**The problem**
Only the number is wanted: how many lines of these entries contain the word "type"?
■ ■ ■
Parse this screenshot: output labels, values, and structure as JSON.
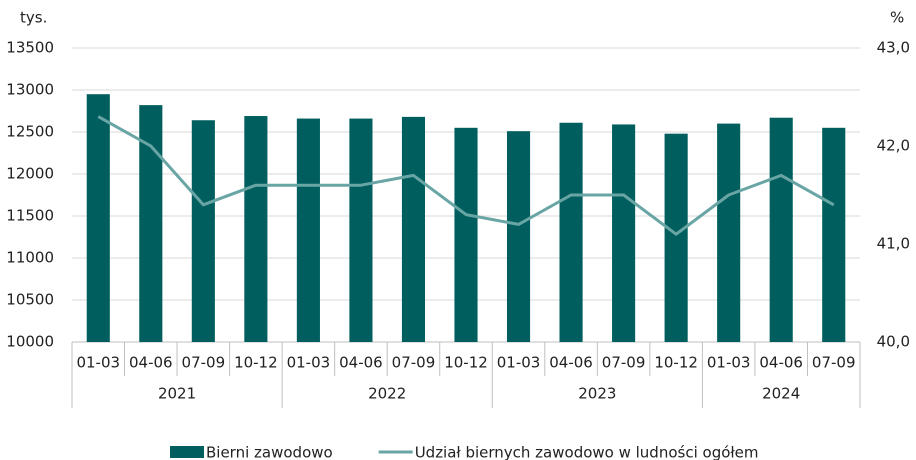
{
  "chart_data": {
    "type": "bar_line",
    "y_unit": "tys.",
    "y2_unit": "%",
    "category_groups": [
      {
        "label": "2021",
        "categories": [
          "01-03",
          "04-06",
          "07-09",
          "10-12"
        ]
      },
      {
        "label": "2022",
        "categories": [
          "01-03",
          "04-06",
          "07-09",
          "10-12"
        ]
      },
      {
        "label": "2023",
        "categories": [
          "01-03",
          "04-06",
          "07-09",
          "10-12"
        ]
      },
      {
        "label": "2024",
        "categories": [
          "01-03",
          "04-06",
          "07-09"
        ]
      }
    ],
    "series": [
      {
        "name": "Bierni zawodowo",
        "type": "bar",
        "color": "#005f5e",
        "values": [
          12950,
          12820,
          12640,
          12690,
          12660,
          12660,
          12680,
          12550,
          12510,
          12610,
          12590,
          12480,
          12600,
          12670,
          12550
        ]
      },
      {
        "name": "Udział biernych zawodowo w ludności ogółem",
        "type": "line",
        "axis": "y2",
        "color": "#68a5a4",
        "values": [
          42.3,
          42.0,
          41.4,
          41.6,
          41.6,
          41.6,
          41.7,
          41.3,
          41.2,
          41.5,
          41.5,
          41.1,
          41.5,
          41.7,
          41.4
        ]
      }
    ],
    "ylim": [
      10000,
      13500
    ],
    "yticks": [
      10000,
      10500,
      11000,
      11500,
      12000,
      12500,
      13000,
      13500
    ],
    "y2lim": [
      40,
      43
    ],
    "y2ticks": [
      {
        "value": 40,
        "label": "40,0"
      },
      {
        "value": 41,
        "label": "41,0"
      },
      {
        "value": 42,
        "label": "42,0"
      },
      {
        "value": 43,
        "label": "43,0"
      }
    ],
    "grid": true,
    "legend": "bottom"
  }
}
■ ■ ■
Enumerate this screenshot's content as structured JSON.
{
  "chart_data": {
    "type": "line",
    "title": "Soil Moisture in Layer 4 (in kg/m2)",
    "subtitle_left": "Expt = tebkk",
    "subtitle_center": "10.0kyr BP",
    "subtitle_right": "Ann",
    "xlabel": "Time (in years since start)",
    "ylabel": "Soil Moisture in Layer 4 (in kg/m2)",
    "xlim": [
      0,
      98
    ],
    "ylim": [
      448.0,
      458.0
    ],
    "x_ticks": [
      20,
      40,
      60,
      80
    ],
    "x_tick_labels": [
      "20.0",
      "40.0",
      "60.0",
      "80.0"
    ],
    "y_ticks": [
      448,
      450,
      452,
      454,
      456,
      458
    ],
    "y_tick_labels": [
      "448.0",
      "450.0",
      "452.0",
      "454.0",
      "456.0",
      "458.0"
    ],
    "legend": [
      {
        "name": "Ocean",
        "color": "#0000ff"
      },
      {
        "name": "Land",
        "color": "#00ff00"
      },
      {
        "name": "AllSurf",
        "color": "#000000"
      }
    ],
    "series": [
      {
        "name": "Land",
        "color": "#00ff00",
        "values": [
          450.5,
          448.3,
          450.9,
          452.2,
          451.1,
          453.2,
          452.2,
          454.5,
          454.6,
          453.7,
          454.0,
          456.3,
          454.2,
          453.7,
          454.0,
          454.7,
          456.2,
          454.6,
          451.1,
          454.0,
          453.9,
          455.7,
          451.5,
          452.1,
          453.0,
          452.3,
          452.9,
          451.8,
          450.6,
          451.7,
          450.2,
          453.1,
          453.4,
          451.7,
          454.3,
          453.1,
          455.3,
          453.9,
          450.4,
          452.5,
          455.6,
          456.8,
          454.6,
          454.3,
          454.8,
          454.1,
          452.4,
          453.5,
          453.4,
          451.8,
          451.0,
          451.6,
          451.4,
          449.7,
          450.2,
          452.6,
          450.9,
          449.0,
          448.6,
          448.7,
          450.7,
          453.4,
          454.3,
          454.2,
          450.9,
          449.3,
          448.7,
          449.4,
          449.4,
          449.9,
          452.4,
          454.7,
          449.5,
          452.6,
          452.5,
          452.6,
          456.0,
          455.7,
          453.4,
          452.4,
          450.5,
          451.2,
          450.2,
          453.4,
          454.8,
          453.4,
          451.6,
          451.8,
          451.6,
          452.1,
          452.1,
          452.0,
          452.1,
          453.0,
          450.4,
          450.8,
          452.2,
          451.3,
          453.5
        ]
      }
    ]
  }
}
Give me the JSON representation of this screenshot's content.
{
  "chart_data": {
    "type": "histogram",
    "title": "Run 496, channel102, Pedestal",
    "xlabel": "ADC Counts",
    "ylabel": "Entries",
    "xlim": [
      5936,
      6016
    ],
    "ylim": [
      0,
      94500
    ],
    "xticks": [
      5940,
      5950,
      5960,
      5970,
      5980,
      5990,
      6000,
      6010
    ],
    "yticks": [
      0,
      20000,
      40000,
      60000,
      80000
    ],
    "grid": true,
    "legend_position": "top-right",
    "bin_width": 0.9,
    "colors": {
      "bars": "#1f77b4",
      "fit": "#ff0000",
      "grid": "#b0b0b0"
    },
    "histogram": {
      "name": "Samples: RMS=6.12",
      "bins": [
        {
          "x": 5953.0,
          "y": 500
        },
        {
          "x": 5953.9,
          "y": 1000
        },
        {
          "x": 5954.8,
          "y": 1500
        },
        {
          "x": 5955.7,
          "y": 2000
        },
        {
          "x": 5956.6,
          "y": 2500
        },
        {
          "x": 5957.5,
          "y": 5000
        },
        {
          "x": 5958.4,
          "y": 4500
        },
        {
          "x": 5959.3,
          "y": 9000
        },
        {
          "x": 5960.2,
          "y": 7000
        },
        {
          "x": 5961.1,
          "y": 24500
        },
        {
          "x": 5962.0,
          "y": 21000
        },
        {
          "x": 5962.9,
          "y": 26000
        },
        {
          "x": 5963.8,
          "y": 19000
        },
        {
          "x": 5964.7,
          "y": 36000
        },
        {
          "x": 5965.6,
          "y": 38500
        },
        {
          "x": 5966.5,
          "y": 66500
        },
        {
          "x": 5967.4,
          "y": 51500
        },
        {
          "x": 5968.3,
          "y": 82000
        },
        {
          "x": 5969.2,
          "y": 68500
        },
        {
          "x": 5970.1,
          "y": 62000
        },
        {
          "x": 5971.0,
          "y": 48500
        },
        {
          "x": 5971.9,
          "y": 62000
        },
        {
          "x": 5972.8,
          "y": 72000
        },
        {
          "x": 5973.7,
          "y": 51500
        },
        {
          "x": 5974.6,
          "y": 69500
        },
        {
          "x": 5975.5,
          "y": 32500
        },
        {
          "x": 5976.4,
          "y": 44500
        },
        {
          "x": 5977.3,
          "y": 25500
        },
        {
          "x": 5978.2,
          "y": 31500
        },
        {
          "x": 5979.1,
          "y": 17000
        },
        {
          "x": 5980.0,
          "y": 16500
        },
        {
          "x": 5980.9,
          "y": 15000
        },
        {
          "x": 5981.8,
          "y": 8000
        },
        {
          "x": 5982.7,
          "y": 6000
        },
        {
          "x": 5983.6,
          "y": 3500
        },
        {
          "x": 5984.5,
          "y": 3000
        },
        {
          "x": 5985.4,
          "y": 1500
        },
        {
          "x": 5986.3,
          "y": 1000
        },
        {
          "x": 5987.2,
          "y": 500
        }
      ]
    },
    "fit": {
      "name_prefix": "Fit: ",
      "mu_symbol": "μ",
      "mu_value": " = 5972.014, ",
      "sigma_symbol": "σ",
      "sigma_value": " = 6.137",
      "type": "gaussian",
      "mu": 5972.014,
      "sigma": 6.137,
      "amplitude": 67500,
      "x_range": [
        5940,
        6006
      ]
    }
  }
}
■ ■ ■
**Solution**
6